Recorded data:
=====
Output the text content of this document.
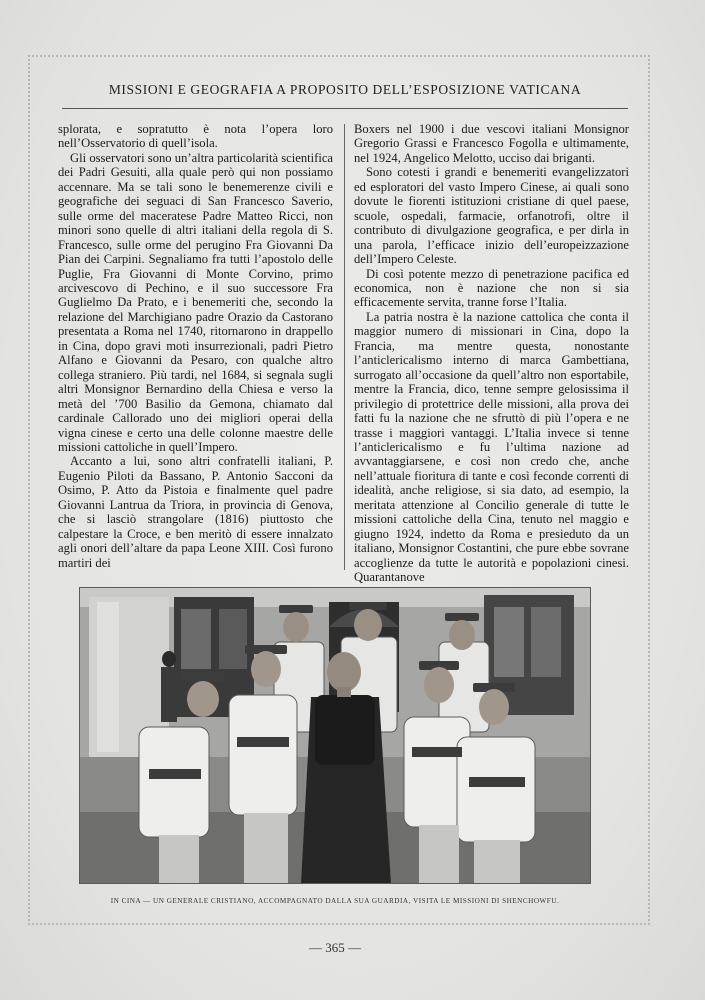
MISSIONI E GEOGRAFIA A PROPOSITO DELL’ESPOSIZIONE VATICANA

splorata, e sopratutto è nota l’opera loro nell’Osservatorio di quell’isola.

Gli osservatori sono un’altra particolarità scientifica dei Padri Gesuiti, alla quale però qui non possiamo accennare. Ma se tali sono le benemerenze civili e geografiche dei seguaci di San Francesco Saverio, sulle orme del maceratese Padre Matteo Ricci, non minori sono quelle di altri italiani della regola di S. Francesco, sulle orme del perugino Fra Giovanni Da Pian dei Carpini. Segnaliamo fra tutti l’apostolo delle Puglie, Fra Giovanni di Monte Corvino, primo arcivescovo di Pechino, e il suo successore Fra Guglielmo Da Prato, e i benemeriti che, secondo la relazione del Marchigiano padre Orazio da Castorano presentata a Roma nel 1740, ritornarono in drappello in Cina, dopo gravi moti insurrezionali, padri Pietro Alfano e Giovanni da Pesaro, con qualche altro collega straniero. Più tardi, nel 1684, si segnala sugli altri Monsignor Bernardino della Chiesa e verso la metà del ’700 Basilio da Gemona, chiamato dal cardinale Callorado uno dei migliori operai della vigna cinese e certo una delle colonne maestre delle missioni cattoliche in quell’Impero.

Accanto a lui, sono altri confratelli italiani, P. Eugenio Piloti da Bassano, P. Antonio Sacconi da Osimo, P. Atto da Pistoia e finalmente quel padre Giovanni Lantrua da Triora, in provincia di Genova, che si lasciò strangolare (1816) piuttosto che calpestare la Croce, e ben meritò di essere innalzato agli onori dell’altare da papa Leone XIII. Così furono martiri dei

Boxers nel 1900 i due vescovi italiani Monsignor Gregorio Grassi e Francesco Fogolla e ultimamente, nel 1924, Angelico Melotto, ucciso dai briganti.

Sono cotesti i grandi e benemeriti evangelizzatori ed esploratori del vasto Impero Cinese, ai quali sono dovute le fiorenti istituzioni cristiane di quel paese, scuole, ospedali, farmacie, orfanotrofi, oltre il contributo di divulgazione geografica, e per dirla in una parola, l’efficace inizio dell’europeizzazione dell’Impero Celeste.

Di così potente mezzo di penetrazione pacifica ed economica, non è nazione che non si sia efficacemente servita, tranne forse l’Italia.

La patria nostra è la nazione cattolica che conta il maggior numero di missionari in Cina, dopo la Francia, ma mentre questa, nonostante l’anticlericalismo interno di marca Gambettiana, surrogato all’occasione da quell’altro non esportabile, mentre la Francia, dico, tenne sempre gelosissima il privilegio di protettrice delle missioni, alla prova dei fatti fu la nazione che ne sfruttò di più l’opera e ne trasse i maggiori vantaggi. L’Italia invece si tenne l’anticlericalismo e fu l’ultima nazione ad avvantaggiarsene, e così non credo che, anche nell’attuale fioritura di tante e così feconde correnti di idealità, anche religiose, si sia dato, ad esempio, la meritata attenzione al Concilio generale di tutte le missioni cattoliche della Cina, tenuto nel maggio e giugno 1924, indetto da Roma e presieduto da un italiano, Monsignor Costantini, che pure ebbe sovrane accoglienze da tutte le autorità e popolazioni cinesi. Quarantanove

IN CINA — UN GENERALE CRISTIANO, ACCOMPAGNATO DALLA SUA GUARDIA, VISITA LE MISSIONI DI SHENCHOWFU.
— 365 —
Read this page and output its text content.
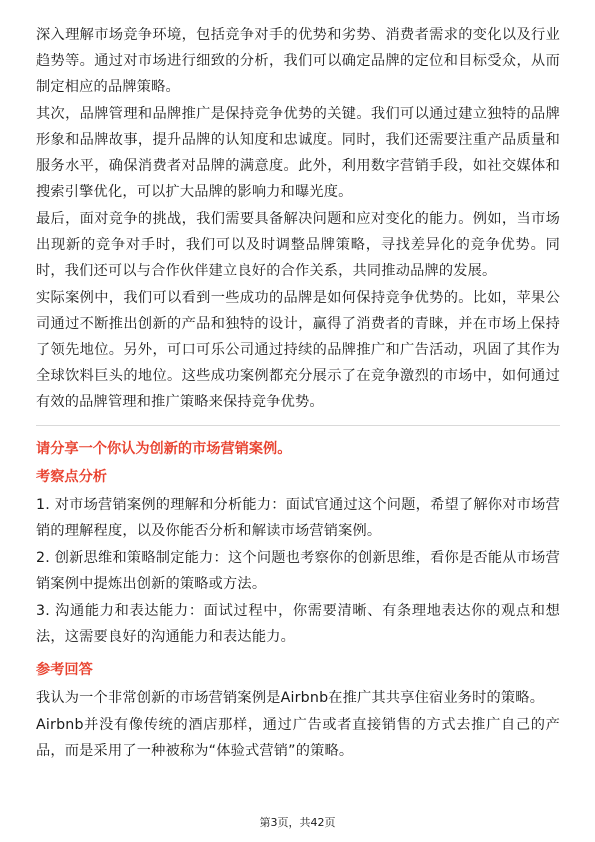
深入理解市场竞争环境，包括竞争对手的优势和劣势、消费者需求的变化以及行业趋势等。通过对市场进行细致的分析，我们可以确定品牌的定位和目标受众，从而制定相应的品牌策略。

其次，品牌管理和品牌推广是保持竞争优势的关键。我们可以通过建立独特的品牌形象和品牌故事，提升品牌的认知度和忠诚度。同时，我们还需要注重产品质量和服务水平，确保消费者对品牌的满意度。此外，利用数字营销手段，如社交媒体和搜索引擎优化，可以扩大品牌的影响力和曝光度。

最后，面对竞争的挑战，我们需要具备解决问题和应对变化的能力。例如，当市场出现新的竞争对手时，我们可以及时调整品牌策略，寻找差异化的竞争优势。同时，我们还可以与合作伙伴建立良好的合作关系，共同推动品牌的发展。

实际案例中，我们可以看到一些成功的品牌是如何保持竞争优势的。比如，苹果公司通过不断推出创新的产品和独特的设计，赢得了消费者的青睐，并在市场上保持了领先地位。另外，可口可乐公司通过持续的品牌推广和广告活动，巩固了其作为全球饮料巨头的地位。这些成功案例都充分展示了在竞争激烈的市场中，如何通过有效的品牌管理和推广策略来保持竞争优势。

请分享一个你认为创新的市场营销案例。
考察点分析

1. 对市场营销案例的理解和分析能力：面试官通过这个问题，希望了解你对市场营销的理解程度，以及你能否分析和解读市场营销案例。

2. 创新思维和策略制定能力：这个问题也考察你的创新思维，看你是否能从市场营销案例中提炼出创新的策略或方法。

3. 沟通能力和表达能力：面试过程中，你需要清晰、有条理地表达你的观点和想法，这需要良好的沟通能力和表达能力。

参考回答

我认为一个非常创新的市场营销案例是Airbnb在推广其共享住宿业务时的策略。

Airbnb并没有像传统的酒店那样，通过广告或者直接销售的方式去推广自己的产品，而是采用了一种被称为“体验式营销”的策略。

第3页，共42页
=====
#### Written exercise
Take every line above carrying "content" and return it.

#### Reply
Output the text content of this document.
Read this page and output its text content.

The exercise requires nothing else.